### Stated problem:
Collect all the lines that mention the word "năng".

[Stored records]
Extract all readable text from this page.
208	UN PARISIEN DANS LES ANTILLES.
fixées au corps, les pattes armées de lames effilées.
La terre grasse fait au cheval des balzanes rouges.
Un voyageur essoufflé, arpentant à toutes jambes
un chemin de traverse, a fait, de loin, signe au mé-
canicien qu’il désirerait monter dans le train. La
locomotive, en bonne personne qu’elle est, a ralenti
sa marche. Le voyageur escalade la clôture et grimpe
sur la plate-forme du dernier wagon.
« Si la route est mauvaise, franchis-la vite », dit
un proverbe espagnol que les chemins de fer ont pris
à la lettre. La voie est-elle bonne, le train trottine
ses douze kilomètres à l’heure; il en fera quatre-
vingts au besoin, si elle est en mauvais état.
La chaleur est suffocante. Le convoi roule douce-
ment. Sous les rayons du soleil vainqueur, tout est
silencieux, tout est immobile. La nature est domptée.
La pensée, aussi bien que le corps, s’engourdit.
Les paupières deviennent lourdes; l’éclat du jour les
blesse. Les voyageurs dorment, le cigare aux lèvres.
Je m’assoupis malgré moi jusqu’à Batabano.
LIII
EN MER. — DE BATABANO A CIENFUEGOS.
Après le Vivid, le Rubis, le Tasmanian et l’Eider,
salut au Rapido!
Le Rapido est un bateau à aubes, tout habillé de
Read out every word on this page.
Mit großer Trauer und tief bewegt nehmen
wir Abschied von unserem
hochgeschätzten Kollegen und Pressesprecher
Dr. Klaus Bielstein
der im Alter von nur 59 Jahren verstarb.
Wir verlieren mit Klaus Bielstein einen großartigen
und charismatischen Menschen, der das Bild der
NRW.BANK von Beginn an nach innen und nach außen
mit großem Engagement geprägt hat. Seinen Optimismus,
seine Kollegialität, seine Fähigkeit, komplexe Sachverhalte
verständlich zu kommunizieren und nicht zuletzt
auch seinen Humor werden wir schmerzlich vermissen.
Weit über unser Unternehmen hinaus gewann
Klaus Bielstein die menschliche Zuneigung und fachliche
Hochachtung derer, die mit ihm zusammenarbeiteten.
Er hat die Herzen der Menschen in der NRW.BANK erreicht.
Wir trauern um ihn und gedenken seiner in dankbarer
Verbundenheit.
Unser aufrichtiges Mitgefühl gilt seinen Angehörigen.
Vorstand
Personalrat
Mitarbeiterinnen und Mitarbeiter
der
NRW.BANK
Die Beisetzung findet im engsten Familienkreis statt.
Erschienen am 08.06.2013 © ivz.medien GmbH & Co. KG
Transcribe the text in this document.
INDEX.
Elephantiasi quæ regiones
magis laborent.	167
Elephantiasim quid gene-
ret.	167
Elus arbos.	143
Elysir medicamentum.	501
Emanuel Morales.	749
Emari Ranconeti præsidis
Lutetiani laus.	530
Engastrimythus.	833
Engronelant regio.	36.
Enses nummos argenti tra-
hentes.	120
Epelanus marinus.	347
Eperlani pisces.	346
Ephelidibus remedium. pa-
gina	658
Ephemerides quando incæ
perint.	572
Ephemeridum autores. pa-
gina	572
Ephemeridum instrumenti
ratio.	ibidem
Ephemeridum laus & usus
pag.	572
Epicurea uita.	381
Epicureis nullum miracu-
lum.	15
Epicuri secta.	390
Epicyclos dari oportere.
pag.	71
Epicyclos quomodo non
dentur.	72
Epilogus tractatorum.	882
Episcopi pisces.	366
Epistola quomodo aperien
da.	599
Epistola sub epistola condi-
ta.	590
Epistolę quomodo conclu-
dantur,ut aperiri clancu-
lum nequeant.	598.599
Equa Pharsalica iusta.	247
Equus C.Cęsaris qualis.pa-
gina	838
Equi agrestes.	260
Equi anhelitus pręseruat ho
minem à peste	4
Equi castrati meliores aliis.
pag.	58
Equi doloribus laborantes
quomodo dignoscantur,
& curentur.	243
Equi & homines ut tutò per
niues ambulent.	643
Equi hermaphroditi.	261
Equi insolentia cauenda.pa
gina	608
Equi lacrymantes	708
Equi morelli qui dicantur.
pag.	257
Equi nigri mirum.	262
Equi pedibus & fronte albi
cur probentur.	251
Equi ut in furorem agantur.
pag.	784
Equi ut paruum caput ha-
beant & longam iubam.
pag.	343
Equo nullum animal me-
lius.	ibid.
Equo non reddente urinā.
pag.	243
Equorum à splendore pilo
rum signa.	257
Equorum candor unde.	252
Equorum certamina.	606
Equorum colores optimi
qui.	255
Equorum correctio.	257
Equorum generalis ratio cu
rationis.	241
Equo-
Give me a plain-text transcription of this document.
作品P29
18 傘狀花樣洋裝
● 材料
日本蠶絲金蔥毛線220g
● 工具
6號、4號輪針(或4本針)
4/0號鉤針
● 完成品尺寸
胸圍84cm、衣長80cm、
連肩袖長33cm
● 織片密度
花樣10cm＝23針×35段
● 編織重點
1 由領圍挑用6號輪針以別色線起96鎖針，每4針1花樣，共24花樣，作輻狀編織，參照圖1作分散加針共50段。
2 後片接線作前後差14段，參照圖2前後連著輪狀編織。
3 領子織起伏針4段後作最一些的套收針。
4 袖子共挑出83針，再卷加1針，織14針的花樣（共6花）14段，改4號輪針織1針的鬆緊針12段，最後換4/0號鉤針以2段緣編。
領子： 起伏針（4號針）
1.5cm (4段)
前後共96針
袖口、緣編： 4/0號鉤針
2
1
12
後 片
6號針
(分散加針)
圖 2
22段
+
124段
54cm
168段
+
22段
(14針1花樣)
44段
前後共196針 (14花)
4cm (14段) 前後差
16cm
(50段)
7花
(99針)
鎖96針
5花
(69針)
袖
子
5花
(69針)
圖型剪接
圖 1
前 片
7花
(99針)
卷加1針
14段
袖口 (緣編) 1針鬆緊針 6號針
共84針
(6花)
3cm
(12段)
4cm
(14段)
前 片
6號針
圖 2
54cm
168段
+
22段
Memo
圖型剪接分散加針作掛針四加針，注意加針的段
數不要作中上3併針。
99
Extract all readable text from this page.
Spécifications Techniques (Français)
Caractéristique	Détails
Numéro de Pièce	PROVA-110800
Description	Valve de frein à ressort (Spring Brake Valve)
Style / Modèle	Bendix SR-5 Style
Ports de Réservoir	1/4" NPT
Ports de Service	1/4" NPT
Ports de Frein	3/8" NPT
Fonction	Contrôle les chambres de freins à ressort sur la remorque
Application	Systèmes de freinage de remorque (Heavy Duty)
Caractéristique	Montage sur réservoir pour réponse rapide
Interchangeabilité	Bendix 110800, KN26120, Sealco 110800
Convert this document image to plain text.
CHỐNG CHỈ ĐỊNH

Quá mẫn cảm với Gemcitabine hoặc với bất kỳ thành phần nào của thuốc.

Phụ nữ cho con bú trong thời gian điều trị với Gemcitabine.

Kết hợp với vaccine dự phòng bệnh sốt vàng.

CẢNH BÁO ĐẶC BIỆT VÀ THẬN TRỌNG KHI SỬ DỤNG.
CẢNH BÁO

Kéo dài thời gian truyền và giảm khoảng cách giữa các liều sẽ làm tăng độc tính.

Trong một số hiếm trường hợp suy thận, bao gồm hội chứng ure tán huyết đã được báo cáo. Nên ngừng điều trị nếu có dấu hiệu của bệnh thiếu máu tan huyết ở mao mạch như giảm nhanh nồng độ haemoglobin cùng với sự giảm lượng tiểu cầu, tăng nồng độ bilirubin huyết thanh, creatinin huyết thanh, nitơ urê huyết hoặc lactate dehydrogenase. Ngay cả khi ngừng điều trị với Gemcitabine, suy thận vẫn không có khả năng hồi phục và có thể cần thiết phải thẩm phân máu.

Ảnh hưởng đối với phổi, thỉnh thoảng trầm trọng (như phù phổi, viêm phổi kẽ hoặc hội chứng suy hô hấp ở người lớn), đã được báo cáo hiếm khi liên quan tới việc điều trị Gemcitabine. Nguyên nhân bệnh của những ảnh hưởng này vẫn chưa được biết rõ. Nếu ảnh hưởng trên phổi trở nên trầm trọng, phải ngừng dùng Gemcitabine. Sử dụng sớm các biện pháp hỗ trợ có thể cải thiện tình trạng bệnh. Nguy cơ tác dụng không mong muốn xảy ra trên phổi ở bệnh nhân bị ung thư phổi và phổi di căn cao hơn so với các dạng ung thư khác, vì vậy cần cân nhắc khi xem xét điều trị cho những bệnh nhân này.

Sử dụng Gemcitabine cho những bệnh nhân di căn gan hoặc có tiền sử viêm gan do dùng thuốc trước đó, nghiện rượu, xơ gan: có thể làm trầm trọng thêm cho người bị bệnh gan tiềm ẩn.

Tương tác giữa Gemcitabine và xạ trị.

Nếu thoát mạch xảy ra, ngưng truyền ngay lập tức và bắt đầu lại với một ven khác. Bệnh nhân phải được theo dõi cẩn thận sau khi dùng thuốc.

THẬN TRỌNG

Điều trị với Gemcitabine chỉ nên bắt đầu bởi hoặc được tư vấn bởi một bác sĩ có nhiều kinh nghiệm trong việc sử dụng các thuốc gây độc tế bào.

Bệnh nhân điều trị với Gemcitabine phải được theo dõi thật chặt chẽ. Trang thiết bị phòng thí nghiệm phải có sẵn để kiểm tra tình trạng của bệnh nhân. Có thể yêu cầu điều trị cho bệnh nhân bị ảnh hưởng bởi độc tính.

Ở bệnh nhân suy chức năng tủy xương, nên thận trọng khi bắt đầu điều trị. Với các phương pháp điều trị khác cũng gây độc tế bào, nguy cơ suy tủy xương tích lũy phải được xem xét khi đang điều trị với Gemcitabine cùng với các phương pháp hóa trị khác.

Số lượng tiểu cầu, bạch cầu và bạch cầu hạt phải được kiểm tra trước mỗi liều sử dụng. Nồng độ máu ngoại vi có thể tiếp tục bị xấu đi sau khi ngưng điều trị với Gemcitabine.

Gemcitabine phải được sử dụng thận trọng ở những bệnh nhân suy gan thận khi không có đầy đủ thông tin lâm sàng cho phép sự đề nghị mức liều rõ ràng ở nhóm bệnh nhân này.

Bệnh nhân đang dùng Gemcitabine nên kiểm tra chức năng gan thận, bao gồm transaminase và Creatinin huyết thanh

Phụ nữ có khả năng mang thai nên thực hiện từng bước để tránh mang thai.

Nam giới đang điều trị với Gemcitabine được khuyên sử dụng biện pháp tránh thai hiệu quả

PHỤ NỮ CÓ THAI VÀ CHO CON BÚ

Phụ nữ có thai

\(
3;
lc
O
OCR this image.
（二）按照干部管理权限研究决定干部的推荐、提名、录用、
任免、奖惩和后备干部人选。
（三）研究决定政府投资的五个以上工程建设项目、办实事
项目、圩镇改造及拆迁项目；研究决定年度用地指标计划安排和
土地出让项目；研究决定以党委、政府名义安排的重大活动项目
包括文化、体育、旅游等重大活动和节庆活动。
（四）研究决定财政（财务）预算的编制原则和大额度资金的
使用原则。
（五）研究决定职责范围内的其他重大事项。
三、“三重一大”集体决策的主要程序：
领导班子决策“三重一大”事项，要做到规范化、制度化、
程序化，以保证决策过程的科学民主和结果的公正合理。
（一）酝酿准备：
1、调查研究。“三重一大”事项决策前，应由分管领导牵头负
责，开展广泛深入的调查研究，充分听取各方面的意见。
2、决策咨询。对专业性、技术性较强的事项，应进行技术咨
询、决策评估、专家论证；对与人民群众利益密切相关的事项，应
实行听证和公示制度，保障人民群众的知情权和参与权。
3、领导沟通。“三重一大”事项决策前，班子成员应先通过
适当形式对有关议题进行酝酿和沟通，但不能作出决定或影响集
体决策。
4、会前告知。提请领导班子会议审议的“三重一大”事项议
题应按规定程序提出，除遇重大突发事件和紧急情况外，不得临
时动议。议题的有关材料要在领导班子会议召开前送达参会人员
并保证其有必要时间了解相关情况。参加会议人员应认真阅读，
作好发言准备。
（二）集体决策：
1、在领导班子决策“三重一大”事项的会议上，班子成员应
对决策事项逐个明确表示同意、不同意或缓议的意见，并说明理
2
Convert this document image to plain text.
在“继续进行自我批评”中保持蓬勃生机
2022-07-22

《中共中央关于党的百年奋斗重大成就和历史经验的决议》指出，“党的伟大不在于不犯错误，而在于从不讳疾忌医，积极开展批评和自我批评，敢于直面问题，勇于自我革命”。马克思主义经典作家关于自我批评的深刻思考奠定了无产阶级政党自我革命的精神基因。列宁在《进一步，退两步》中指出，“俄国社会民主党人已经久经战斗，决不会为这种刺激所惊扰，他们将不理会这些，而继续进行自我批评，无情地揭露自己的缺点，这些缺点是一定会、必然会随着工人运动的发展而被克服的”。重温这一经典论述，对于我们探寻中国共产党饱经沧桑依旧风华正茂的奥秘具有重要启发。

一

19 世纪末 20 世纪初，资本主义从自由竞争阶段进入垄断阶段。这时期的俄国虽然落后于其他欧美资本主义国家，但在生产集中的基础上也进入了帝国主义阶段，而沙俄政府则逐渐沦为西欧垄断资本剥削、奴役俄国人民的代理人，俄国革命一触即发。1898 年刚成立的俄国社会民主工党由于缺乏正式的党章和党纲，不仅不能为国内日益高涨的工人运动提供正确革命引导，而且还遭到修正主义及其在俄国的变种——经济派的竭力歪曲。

### Exercise output:
Trong một số hiếm trường hợp suy thận, bao gồm hội chứng ure tán huyết đã được báo cáo. Nên ngừng điều trị nếu có dấu hiệu của bệnh thiếu máu tan huyết ở mao mạch như giảm nhanh nồng độ haemoglobin cùng với sự giảm lượng tiểu cầu, tăng nồng độ bilirubin huyết thanh, creatinin huyết thanh, nitơ urê huyết hoặc lactate dehydrogenase. Ngay cả khi ngừng điều trị với Gemcitabine, suy thận vẫn không có khả năng hồi phục và có thể cần thiết phải thẩm phân máu.
Ở bệnh nhân suy chức năng tủy xương, nên thận trọng khi bắt đầu điều trị. Với các phương pháp điều trị khác cũng gây độc tế bào, nguy cơ suy tủy xương tích lũy phải được xem xét khi đang điều trị với Gemcitabine cùng với các phương pháp hóa trị khác.
Bệnh nhân đang dùng Gemcitabine nên kiểm tra chức năng gan thận, bao gồm transaminase và Creatinin huyết thanh
Phụ nữ có khả năng mang thai nên thực hiện từng bước để tránh mang thai.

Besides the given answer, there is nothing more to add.